(Collected data)
§
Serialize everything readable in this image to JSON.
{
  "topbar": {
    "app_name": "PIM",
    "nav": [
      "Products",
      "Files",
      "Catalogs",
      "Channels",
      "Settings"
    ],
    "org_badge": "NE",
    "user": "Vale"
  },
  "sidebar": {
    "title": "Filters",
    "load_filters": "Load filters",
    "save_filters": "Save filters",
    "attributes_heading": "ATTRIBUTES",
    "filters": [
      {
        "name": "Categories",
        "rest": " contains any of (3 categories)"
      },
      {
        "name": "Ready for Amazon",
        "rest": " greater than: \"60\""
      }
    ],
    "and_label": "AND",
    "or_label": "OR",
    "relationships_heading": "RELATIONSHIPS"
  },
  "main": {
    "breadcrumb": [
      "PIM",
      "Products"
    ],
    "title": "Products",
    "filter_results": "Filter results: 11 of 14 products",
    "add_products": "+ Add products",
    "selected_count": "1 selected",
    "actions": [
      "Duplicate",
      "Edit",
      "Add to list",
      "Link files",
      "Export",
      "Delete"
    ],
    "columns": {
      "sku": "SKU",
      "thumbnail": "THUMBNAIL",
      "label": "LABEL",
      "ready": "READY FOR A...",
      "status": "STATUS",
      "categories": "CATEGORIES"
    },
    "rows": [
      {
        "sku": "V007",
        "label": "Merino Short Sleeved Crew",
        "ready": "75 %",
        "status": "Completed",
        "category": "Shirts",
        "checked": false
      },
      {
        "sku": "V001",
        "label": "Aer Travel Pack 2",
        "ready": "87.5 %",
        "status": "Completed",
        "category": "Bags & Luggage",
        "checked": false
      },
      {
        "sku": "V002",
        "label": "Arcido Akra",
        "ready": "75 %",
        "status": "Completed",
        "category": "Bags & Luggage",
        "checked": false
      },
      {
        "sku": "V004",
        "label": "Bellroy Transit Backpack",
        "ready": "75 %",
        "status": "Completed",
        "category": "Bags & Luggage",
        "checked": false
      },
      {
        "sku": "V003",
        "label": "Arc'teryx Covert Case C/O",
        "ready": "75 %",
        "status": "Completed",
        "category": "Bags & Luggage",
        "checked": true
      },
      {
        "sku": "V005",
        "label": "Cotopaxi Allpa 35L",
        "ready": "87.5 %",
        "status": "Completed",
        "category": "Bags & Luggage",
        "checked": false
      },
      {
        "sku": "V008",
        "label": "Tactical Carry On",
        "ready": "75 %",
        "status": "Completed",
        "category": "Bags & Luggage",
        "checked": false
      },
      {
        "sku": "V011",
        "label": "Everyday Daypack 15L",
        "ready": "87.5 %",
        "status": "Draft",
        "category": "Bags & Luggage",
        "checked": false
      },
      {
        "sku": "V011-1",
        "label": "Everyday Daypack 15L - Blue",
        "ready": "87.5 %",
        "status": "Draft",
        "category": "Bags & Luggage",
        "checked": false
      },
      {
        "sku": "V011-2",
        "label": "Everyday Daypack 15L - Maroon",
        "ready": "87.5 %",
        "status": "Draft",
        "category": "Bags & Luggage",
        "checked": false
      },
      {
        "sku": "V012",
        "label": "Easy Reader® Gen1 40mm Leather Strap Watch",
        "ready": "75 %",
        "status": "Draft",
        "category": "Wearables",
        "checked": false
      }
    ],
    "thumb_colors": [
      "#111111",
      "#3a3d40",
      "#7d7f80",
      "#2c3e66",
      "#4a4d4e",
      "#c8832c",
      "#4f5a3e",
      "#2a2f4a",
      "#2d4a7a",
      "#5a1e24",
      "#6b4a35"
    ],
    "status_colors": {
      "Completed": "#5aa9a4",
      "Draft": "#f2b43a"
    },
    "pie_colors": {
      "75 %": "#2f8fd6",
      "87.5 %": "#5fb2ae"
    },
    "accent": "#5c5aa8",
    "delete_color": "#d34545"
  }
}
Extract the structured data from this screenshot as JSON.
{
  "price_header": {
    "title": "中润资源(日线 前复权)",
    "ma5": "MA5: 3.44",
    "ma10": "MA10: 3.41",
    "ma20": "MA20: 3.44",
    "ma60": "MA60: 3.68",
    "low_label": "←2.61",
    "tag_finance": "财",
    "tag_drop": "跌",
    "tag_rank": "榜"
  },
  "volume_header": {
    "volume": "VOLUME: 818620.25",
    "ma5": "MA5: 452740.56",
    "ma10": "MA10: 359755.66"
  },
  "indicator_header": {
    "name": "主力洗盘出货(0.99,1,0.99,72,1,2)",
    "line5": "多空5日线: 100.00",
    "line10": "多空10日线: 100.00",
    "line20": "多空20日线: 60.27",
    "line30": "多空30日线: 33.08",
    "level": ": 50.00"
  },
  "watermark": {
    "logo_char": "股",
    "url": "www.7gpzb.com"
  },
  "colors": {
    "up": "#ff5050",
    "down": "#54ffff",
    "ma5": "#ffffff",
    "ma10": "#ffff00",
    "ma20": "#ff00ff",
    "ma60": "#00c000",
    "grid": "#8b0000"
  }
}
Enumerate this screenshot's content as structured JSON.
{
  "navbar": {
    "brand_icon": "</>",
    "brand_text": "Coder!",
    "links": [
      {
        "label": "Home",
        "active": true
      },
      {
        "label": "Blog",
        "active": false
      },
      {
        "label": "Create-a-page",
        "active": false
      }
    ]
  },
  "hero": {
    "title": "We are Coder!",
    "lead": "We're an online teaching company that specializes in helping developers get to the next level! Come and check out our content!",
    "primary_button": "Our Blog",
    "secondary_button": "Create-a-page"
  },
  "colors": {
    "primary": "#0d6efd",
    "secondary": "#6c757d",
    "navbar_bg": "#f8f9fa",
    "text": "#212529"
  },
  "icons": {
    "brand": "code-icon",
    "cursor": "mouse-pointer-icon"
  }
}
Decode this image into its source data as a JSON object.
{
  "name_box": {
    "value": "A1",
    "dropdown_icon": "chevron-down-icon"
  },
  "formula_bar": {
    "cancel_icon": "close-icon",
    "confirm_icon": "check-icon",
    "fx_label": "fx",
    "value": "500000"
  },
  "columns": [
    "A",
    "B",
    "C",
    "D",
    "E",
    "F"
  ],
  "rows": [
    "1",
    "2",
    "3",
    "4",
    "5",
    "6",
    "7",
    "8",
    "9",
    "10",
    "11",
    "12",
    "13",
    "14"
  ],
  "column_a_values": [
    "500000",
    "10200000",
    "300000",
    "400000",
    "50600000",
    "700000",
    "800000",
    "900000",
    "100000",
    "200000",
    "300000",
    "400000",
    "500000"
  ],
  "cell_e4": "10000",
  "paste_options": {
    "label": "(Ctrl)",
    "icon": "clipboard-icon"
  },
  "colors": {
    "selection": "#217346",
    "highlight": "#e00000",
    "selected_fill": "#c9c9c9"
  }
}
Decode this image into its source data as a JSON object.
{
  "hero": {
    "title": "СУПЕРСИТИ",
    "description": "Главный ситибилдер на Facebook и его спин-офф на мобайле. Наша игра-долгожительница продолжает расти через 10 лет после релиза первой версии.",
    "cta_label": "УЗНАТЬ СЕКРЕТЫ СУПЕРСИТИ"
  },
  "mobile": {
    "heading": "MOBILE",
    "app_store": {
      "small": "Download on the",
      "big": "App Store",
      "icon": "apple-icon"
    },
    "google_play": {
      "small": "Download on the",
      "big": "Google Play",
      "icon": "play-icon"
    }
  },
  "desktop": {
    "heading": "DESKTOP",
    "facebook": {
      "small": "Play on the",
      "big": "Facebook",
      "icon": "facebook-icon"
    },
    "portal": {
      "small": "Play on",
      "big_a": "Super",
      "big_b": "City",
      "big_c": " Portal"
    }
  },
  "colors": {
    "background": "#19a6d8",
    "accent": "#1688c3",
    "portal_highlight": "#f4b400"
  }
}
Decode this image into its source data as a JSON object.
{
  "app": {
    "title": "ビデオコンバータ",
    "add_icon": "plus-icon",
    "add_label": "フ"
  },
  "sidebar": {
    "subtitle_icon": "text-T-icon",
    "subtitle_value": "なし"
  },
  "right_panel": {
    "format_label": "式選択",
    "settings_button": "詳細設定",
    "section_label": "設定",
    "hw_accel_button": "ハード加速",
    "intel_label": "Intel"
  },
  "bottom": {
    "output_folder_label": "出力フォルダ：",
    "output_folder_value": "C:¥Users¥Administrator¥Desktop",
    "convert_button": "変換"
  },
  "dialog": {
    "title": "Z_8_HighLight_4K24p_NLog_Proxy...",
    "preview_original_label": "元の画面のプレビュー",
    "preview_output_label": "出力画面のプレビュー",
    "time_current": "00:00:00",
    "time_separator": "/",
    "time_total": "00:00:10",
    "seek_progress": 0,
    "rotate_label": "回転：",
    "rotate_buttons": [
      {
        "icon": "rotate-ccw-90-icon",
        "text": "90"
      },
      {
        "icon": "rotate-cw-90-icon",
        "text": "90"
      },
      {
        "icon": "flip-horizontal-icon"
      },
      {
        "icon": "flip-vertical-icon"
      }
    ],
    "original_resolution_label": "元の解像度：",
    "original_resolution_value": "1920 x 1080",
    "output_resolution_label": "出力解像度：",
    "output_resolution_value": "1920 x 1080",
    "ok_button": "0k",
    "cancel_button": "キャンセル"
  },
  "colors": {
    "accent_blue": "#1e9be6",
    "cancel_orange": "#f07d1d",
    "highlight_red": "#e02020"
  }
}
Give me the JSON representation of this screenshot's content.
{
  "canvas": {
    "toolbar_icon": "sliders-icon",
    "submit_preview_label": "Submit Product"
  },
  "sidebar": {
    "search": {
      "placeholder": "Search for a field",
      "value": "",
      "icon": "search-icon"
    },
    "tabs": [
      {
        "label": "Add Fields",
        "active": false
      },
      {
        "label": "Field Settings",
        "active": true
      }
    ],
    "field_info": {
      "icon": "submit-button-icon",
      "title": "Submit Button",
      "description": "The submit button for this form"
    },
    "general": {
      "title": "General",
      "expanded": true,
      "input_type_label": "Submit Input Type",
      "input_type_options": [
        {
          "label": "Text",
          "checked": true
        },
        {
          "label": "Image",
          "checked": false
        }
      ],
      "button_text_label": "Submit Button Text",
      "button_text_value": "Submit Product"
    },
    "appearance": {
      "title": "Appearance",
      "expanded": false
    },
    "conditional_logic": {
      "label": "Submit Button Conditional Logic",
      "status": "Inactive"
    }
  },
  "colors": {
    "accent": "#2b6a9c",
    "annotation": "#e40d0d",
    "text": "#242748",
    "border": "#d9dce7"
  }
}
§
Written instruction >> Your task is to write out the lines from the one with "Give me the" through the end of the records, exactly and with nothing added.

Written answer >>
Give me the JSON representation of this screenshot's content.
{
  "canvas": {
    "toolbar_icon": "sliders-icon",
    "submit_preview_label": "Submit Product"
  },
  "sidebar": {
    "search": {
      "placeholder": "Search for a field",
      "value": "",
      "icon": "search-icon"
    },
    "tabs": [
      {
        "label": "Add Fields",
        "active": false
      },
      {
        "label": "Field Settings",
        "active": true
      }
    ],
    "field_info": {
      "icon": "submit-button-icon",
      "title": "Submit Button",
      "description": "The submit button for this form"
    },
    "general": {
      "title": "General",
      "expanded": true,
      "input_type_label": "Submit Input Type",
      "input_type_options": [
        {
          "label": "Text",
          "checked": true
        },
        {
          "label": "Image",
          "checked": false
        }
      ],
      "button_text_label": "Submit Button Text",
      "button_text_value": "Submit Product"
    },
    "appearance": {
      "title": "Appearance",
      "expanded": false
    },
    "conditional_logic": {
      "label": "Submit Button Conditional Logic",
      "status": "Inactive"
    }
  },
  "colors": {
    "accent": "#2b6a9c",
    "annotation": "#e40d0d",
    "text": "#242748",
    "border": "#d9dce7"
  }
}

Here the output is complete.